# [Data provided]

============================================================

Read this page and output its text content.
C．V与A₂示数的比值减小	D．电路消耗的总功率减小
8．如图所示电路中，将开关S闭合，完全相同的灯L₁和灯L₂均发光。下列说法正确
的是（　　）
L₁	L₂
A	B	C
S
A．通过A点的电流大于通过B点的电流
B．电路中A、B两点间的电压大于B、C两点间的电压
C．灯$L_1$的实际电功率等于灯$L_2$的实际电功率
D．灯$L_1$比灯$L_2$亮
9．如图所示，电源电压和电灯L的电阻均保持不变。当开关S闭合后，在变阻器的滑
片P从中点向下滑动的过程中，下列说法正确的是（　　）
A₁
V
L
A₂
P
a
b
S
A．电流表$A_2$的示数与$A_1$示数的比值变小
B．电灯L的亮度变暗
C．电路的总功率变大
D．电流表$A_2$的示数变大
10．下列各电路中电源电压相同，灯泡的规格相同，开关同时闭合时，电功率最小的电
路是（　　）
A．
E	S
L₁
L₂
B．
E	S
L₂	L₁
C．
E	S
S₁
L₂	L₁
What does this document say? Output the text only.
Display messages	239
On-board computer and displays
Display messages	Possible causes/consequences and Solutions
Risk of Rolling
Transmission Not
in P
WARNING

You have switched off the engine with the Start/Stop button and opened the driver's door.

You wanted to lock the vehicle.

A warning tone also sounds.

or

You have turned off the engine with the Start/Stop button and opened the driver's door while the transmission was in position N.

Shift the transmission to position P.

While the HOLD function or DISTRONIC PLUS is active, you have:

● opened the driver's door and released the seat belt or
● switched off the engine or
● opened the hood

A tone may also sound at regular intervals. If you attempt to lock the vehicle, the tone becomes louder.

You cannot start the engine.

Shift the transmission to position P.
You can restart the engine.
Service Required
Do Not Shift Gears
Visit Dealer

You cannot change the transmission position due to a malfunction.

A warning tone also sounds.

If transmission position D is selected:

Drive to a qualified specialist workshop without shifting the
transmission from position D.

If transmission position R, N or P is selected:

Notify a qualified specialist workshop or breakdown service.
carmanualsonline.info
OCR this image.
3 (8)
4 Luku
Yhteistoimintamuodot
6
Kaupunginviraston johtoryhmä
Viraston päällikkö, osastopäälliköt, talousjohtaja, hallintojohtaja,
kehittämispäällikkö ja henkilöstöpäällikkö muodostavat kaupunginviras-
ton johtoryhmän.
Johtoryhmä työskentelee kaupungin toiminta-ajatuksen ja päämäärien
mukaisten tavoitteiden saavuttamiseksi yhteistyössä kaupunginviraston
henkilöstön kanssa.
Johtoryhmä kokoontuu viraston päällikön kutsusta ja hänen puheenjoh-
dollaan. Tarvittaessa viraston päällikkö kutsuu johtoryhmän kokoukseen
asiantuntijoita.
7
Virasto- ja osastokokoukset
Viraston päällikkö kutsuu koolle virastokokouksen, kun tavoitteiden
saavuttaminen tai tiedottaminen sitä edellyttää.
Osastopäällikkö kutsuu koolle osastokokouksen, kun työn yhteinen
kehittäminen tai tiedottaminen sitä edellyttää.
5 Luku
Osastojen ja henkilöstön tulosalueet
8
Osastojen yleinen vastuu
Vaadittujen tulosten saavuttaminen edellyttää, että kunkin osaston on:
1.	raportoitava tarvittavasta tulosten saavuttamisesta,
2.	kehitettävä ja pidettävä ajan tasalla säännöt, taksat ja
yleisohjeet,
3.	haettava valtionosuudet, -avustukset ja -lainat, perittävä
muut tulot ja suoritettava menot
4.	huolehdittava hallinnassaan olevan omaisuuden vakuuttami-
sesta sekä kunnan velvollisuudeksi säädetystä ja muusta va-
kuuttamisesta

============================================================

Copy out the whole listing exactly; please set it all down.

# [Correct result]
Read this page and output its text content.
C．V与A₂示数的比值减小	D．电路消耗的总功率减小
8．如图所示电路中，将开关S闭合，完全相同的灯L₁和灯L₂均发光。下列说法正确
的是（　　）
L₁	L₂
A	B	C
S
A．通过A点的电流大于通过B点的电流
B．电路中A、B两点间的电压大于B、C两点间的电压
C．灯$L_1$的实际电功率等于灯$L_2$的实际电功率
D．灯$L_1$比灯$L_2$亮
9．如图所示，电源电压和电灯L的电阻均保持不变。当开关S闭合后，在变阻器的滑
片P从中点向下滑动的过程中，下列说法正确的是（　　）
A₁
V
L
A₂
P
a
b
S
A．电流表$A_2$的示数与$A_1$示数的比值变小
B．电灯L的亮度变暗
C．电路的总功率变大
D．电流表$A_2$的示数变大
10．下列各电路中电源电压相同，灯泡的规格相同，开关同时闭合时，电功率最小的电
路是（　　）
A．
E	S
L₁
L₂
B．
E	S
L₂	L₁
C．
E	S
S₁
L₂	L₁
What does this document say? Output the text only.
Display messages	239
On-board computer and displays
Display messages	Possible causes/consequences and Solutions
Risk of Rolling
Transmission Not
in P
WARNING

You have switched off the engine with the Start/Stop button and opened the driver's door.

You wanted to lock the vehicle.

A warning tone also sounds.

or

You have turned off the engine with the Start/Stop button and opened the driver's door while the transmission was in position N.

Shift the transmission to position P.

While the HOLD function or DISTRONIC PLUS is active, you have:

● opened the driver's door and released the seat belt or
● switched off the engine or
● opened the hood

A tone may also sound at regular intervals. If you attempt to lock the vehicle, the tone becomes louder.

You cannot start the engine.

Shift the transmission to position P.
You can restart the engine.
Service Required
Do Not Shift Gears
Visit Dealer

You cannot change the transmission position due to a malfunction.

A warning tone also sounds.

If transmission position D is selected:

Drive to a qualified specialist workshop without shifting the
transmission from position D.

If transmission position R, N or P is selected:

Notify a qualified specialist workshop or breakdown service.
carmanualsonline.info
OCR this image.
3 (8)
4 Luku
Yhteistoimintamuodot
6
Kaupunginviraston johtoryhmä
Viraston päällikkö, osastopäälliköt, talousjohtaja, hallintojohtaja,
kehittämispäällikkö ja henkilöstöpäällikkö muodostavat kaupunginviras-
ton johtoryhmän.
Johtoryhmä työskentelee kaupungin toiminta-ajatuksen ja päämäärien
mukaisten tavoitteiden saavuttamiseksi yhteistyössä kaupunginviraston
henkilöstön kanssa.
Johtoryhmä kokoontuu viraston päällikön kutsusta ja hänen puheenjoh-
dollaan. Tarvittaessa viraston päällikkö kutsuu johtoryhmän kokoukseen
asiantuntijoita.
7
Virasto- ja osastokokoukset
Viraston päällikkö kutsuu koolle virastokokouksen, kun tavoitteiden
saavuttaminen tai tiedottaminen sitä edellyttää.
Osastopäällikkö kutsuu koolle osastokokouksen, kun työn yhteinen
kehittäminen tai tiedottaminen sitä edellyttää.
5 Luku
Osastojen ja henkilöstön tulosalueet
8
Osastojen yleinen vastuu
Vaadittujen tulosten saavuttaminen edellyttää, että kunkin osaston on:
1.	raportoitava tarvittavasta tulosten saavuttamisesta,
2.	kehitettävä ja pidettävä ajan tasalla säännöt, taksat ja
yleisohjeet,
3.	haettava valtionosuudet, -avustukset ja -lainat, perittävä
muut tulot ja suoritettava menot
4.	huolehdittava hallinnassaan olevan omaisuuden vakuuttami-
sesta sekä kunnan velvollisuudeksi säädetystä ja muusta va-
kuuttamisesta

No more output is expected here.